| TASK |
Work out how many lines of the records hold the string "加强安全生产监管", and reply with that number alone.
────
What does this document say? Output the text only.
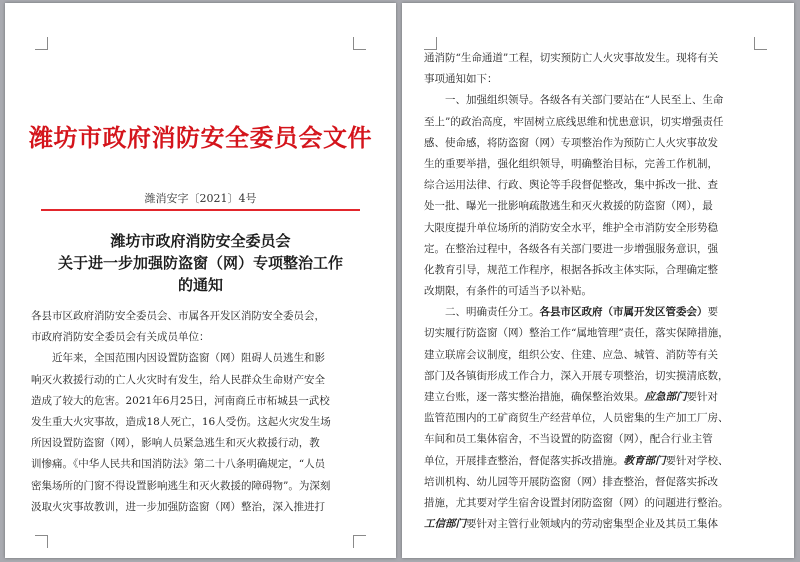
潍坊市政府消防安全委员会文件
潍消安字〔2021〕4号
潍坊市政府消防安全委员会
关于进一步加强防盗窗（网）专项整治工作
的通知
各县市区政府消防安全委员会、市属各开发区消防安全委员会，
市政府消防安全委员会有关成员单位：
　　近年来，全国范围内因设置防盗窗（网）阻碍人员逃生和影
响灭火救援行动的亡人火灾时有发生，给人民群众生命财产安全
造成了较大的危害。2021年6月25日，河南商丘市柘城县一武校
发生重大火灾事故，造成18人死亡，16人受伤。这起火灾发生场
所因设置防盗窗（网），影响人员紧急逃生和灭火救援行动，教
训惨痛。《中华人民共和国消防法》第二十八条明确规定，“人员
密集场所的门窗不得设置影响逃生和灭火救援的障碍物”。为深刻
汲取火灾事故教训，进一步加强防盗窗（网）整治，深入推进打
通消防“生命通道”工程，切实预防亡人火灾事故发生。现将有关
事项通知如下：
　　一、加强组织领导。各级各有关部门要站在“人民至上、生命
至上”的政治高度，牢固树立底线思维和忧患意识，切实增强责任
感、使命感，将防盗窗（网）专项整治作为预防亡人火灾事故发
生的重要举措，强化组织领导，明确整治目标，完善工作机制，
综合运用法律、行政、舆论等手段督促整改，集中拆改一批、查
处一批、曝光一批影响疏散逃生和灭火救援的防盗窗（网），最
大限度提升单位场所的消防安全水平，维护全市消防安全形势稳
定。在整治过程中，各级各有关部门要进一步增强服务意识，强
化教育引导，规范工作程序，根据各拆改主体实际，合理确定整
改期限，有条件的可适当予以补贴。
　　二、明确责任分工。各县市区政府（市属开发区管委会）要
切实履行防盗窗（网）整治工作“属地管理”责任，落实保障措施，
建立联席会议制度，组织公安、住建、应急、城管、消防等有关
部门及各镇街形成工作合力，深入开展专项整治，切实摸清底数，
建立台账，逐一落实整治措施，确保整治效果。应急部门要针对
监管范围内的工矿商贸生产经营单位，人员密集的生产加工厂房、
车间和员工集体宿舍，不当设置的防盗窗（网），配合行业主管
单位，开展排查整治，督促落实拆改措施。教育部门要针对学校、
培训机构、幼儿园等开展防盗窗（网）排查整治，督促落实拆改
措施，尤其要对学生宿舍设置封闭防盗窗（网）的问题进行整治。
工信部门要针对主管行业领域内的劳动密集型企业及其员工集体
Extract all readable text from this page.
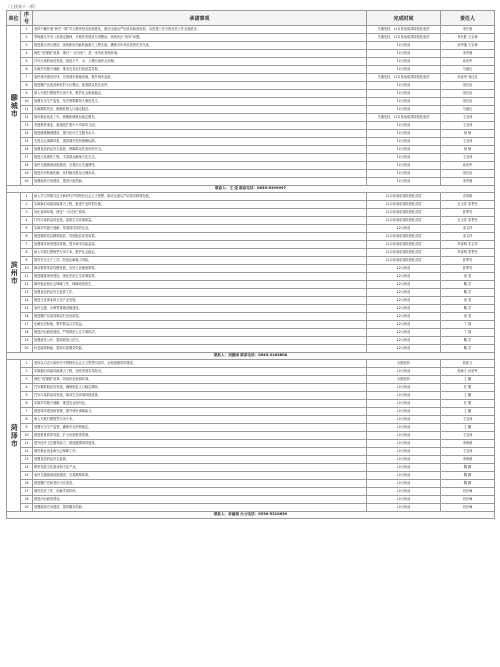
（上接第十一版）
单位	序号	承诺事项	完成时间	责任人
聊城市	1	坚持不懈开展“两学一做”学习教育常态化制度化，推动全面从严治党向纵深发展，以党建工作引领各项工作全面进步。	长期坚持，11月底前取得阶段性成效	李长胜
	2	贯彻落实中央八项规定精神，开展作风建设专项整治，持续纠正“四风”问题。	长期坚持，11月底前取得阶段性成效	李长胜 王宝林
	3	推进重点项目建设，加快新旧动能转换重大工程实施，确保全年项目投资任务完成。	12月底前	宋军继 王宝林
	4	深化“放管服”改革，推行“一次办好”，进一步优化营商环境。	12月底前	宋军继
	5	打好污染防治攻坚战，推进大气、水、土壤污染综合治理。	12月底前	孙爱军
	6	实施乡村振兴战略，推动农业农村高质量发展。	12月底前	马丽红
	7	加快城市建设步伐，完善城市基础设施，提升城市品质。	长期坚持，11月底前取得阶段性成效	孙爱军 刘汉忠
	8	推进棚户区改造和老旧小区整治，改善群众居住条件。	12月底前	刘汉忠
	9	深入开展扫黑除恶专项斗争，维护社会和谐稳定。	12月底前	刘汉忠
	10	加强安全生产监管，坚决遏制重特大事故发生。	12月底前	刘汉忠
	11	实施精准扶贫，确保贫困人口稳定脱贫。	12月底前	马丽红
	12	抓好就业创业工作，城镇新增就业稳定增长。	长期坚持，11月底前取得阶段性成效	王宝林
	13	发展教育事业，新建改扩建中小学和幼儿园。	12月底前	王宝林
	14	推进健康聊城建设，提升医疗卫生服务水平。	12月底前	徐 枫
	15	完善社会保障体系，提高城乡居民保障标准。	12月底前	王宝林
	16	加强食品药品安全监管，保障群众饮食用药安全。	12月底前	徐 枫
	17	推进文化惠民工程，丰富群众精神文化生活。	12月底前	王宝林
	18	加快交通基础设施建设，完善综合交通网络。	12月底前	孙爱军
	19	推进信访积案化解，及时解决群众合理诉求。	12月底前	刘汉忠
	20	加强政府自身建设，提高行政效能。	12月底前	宋军继
联系人：王 莹 联系电话：0635-8399997				
滨州市	1	深入学习贯彻习近平新时代中国特色社会主义思想，推动全面从严治党向纵深发展。	12月底前取得阶段性成效	佘春明
	2	实施新旧动能转换重大工程，推进产业转型升级。	12月底前取得阶段性成效	宋玉祥 张季亮
	3	优化营商环境，深化“一次办好”改革。	12月底前取得阶段性成效	张季亮
	4	打好污染防治攻坚战，改善生态环境质量。	12月底前取得阶段性成效	宋玉祥 张季亮
	5	实施乡村振兴战略，发展现代高效农业。	12月底前	宋玉祥
	6	推进精准扶贫精准脱贫，巩固脱贫攻坚成果。	12月底前取得阶段性成效	宋玉祥
	7	加强城市规划建设管理，提升城市功能品质。	12月底前取得阶段性成效	佘春明 宋玉祥
	8	深入开展扫黑除恶专项斗争，维护社会稳定。	12月底前取得阶段性成效	佘春明 张季亮
	9	抓好安全生产工作，防范化解重大风险。	12月底前取得阶段性成效	张季亮
	10	推动教育优质均衡发展，办好人民满意教育。	12月底前	张季亮
	11	推进健康滨州建设，深化医药卫生体制改革。	12月底前	刘 莹
	12	做好就业和社会保障工作，保障改善民生。	12月底前	魏 杰
	13	加强食品药品安全监管工作。	12月底前	魏 杰
	14	推进文化事业和文化产业发展。	12月底前	刘 莹
	15	加快交通、水利等基础设施建设。	12月底前	魏 杰
	16	推进棚户区改造和农村危房改造。	12月底前	刘 莹
	17	化解信访积案，维护群众合法权益。	12月底前	丁 静
	18	推进法治政府建设，严格规范公正文明执法。	12月底前	丁 静
	19	加强政务公开，提高政府公信力。	12月底前	魏 杰
	20	转变政府职能，提高行政服务效能。	12月底前	魏 杰
联系人：刘振国 联系电话：0543-3163808				
菏泽市	1	坚持以习近平新时代中国特色社会主义思想为指导，全面加强党的建设。	长期坚持	张新文
	2	实施新旧动能转换重大工程，加快发展实体经济。	12月底前	张新文 孙爱军
	3	深化“放管服”改革，持续优化营商环境。	长期坚持	王 鹏
	4	打好精准脱贫攻坚战，确保脱贫人口稳定增收。	12月底前	任 刚
	5	打好污染防治攻坚战，推动生态环境持续改善。	12月底前	王 鹏
	6	实施乡村振兴战略，推进农业现代化。	12月底前	任 刚
	7	推进城市建设和管理，提升城市承载能力。	12月底前	王 鹏
	8	深入开展扫黑除恶专项斗争。	12月底前	王宝林
	9	加强安全生产监管，确保安全形势稳定。	12月底前	王 鹏
	10	推进教育改革发展，扩大优质教育资源。	12月底前	王宝林
	11	提升医疗卫生服务能力，推进健康菏泽建设。	12月底前	李海燕
	12	做好就业创业和社会保障工作。	12月底前	王宝林
	13	加强食品药品安全监管。	12月底前	李海燕
	14	繁荣发展文化事业和文化产业。	12月底前	魏 鹏
	15	加快交通基础设施建设，完善路网体系。	12月底前	魏 鹏
	16	推进棚户区和老旧小区改造。	12月底前	魏 鹏
	17	做好信访工作，化解矛盾纠纷。	12月底前	闫东峰
	18	推进法治政府建设。	12月底前	闫东峰
	19	加强政府自身建设，提高服务效能。	12月底前	闫东峰
联系人：李丽娟 办公电话：0530-5310659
────
| ANSWER IN FULL |
2